▸ INSTRUCTION
Each entry below is to be printed verbatim.

▸ PROVIDED DATA
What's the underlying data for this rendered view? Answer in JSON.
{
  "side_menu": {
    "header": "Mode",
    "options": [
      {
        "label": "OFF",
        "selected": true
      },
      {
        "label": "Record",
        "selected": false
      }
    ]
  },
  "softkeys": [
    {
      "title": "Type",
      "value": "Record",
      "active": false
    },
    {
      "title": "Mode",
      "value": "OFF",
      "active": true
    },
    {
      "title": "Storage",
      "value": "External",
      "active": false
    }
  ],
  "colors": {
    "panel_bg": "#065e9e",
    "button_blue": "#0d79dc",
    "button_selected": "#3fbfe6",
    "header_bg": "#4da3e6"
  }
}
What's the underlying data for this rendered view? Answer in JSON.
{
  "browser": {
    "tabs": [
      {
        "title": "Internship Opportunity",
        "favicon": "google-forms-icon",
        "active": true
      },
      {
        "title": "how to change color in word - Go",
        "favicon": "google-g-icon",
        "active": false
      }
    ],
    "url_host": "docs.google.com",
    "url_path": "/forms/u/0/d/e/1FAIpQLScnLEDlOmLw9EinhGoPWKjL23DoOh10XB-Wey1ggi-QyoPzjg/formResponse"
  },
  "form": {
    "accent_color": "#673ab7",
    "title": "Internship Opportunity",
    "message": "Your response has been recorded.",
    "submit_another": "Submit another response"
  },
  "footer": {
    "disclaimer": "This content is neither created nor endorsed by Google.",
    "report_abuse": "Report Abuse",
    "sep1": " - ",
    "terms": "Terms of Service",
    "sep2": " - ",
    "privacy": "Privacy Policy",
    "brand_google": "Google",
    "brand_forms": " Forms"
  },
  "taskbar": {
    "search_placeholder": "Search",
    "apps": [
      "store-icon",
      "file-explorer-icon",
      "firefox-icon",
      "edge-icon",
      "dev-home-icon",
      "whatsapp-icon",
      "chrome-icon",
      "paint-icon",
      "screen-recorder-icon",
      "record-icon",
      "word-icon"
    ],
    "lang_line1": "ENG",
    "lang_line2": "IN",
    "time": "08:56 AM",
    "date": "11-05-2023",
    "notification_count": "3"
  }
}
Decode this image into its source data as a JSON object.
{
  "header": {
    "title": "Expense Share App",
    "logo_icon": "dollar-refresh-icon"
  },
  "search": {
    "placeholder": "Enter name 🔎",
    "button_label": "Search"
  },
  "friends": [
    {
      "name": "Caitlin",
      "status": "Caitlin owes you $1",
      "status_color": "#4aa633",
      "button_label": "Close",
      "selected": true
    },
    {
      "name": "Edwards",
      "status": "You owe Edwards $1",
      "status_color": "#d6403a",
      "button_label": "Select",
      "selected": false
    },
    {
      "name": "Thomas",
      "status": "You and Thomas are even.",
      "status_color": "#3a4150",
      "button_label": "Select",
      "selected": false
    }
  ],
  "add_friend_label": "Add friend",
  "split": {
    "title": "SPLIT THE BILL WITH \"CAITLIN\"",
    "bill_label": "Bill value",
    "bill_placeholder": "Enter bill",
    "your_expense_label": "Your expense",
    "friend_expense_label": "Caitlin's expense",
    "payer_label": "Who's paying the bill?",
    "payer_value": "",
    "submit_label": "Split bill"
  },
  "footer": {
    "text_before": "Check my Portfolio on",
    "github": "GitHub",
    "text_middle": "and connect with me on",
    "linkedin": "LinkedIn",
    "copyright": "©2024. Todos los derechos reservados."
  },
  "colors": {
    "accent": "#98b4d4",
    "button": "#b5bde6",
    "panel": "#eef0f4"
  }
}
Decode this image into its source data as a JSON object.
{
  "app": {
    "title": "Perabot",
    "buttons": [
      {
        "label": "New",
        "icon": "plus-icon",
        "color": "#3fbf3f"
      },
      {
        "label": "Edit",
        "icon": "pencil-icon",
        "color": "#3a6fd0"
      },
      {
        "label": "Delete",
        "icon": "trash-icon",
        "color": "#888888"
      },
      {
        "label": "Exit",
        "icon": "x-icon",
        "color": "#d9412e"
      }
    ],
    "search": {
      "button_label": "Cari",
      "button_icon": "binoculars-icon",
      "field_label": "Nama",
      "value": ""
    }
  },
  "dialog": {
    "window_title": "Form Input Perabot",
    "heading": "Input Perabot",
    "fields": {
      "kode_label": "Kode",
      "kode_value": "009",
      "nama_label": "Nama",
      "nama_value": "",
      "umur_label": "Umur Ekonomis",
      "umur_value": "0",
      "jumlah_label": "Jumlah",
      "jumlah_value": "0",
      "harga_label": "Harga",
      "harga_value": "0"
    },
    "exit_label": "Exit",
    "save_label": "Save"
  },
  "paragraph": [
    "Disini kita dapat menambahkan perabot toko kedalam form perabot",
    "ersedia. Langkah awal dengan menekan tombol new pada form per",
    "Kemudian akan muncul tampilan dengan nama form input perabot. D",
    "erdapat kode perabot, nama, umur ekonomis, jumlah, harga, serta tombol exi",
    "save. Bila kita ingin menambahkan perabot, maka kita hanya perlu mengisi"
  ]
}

▸ ANSWER TO THE PROBLEM
What's the underlying data for this rendered view? Answer in JSON.
{
  "side_menu": {
    "header": "Mode",
    "options": [
      {
        "label": "OFF",
        "selected": true
      },
      {
        "label": "Record",
        "selected": false
      }
    ]
  },
  "softkeys": [
    {
      "title": "Type",
      "value": "Record",
      "active": false
    },
    {
      "title": "Mode",
      "value": "OFF",
      "active": true
    },
    {
      "title": "Storage",
      "value": "External",
      "active": false
    }
  ],
  "colors": {
    "panel_bg": "#065e9e",
    "button_blue": "#0d79dc",
    "button_selected": "#3fbfe6",
    "header_bg": "#4da3e6"
  }
}
What's the underlying data for this rendered view? Answer in JSON.
{
  "browser": {
    "tabs": [
      {
        "title": "Internship Opportunity",
        "favicon": "google-forms-icon",
        "active": true
      },
      {
        "title": "how to change color in word - Go",
        "favicon": "google-g-icon",
        "active": false
      }
    ],
    "url_host": "docs.google.com",
    "url_path": "/forms/u/0/d/e/1FAIpQLScnLEDlOmLw9EinhGoPWKjL23DoOh10XB-Wey1ggi-QyoPzjg/formResponse"
  },
  "form": {
    "accent_color": "#673ab7",
    "title": "Internship Opportunity",
    "message": "Your response has been recorded.",
    "submit_another": "Submit another response"
  },
  "footer": {
    "disclaimer": "This content is neither created nor endorsed by Google.",
    "report_abuse": "Report Abuse",
    "sep1": " - ",
    "terms": "Terms of Service",
    "sep2": " - ",
    "privacy": "Privacy Policy",
    "brand_google": "Google",
    "brand_forms": " Forms"
  },
  "taskbar": {
    "search_placeholder": "Search",
    "apps": [
      "store-icon",
      "file-explorer-icon",
      "firefox-icon",
      "edge-icon",
      "dev-home-icon",
      "whatsapp-icon",
      "chrome-icon",
      "paint-icon",
      "screen-recorder-icon",
      "record-icon",
      "word-icon"
    ],
    "lang_line1": "ENG",
    "lang_line2": "IN",
    "time": "08:56 AM",
    "date": "11-05-2023",
    "notification_count": "3"
  }
}
Decode this image into its source data as a JSON object.
{
  "header": {
    "title": "Expense Share App",
    "logo_icon": "dollar-refresh-icon"
  },
  "search": {
    "placeholder": "Enter name 🔎",
    "button_label": "Search"
  },
  "friends": [
    {
      "name": "Caitlin",
      "status": "Caitlin owes you $1",
      "status_color": "#4aa633",
      "button_label": "Close",
      "selected": true
    },
    {
      "name": "Edwards",
      "status": "You owe Edwards $1",
      "status_color": "#d6403a",
      "button_label": "Select",
      "selected": false
    },
    {
      "name": "Thomas",
      "status": "You and Thomas are even.",
      "status_color": "#3a4150",
      "button_label": "Select",
      "selected": false
    }
  ],
  "add_friend_label": "Add friend",
  "split": {
    "title": "SPLIT THE BILL WITH \"CAITLIN\"",
    "bill_label": "Bill value",
    "bill_placeholder": "Enter bill",
    "your_expense_label": "Your expense",
    "friend_expense_label": "Caitlin's expense",
    "payer_label": "Who's paying the bill?",
    "payer_value": "",
    "submit_label": "Split bill"
  },
  "footer": {
    "text_before": "Check my Portfolio on",
    "github": "GitHub",
    "text_middle": "and connect with me on",
    "linkedin": "LinkedIn",
    "copyright": "©2024. Todos los derechos reservados."
  },
  "colors": {
    "accent": "#98b4d4",
    "button": "#b5bde6",
    "panel": "#eef0f4"
  }
}
Decode this image into its source data as a JSON object.
{
  "app": {
    "title": "Perabot",
    "buttons": [
      {
        "label": "New",
        "icon": "plus-icon",
        "color": "#3fbf3f"
      },
      {
        "label": "Edit",
        "icon": "pencil-icon",
        "color": "#3a6fd0"
      },
      {
        "label": "Delete",
        "icon": "trash-icon",
        "color": "#888888"
      },
      {
        "label": "Exit",
        "icon": "x-icon",
        "color": "#d9412e"
      }
    ],
    "search": {
      "button_label": "Cari",
      "button_icon": "binoculars-icon",
      "field_label": "Nama",
      "value": ""
    }
  },
  "dialog": {
    "window_title": "Form Input Perabot",
    "heading": "Input Perabot",
    "fields": {
      "kode_label": "Kode",
      "kode_value": "009",
      "nama_label": "Nama",
      "nama_value": "",
      "umur_label": "Umur Ekonomis",
      "umur_value": "0",
      "jumlah_label": "Jumlah",
      "jumlah_value": "0",
      "harga_label": "Harga",
      "harga_value": "0"
    },
    "exit_label": "Exit",
    "save_label": "Save"
  },
  "paragraph": [
    "Disini kita dapat menambahkan perabot toko kedalam form perabot",
    "ersedia. Langkah awal dengan menekan tombol new pada form per",
    "Kemudian akan muncul tampilan dengan nama form input perabot. D",
    "erdapat kode perabot, nama, umur ekonomis, jumlah, harga, serta tombol exi",
    "save. Bila kita ingin menambahkan perabot, maka kita hanya perlu mengisi"
  ]
}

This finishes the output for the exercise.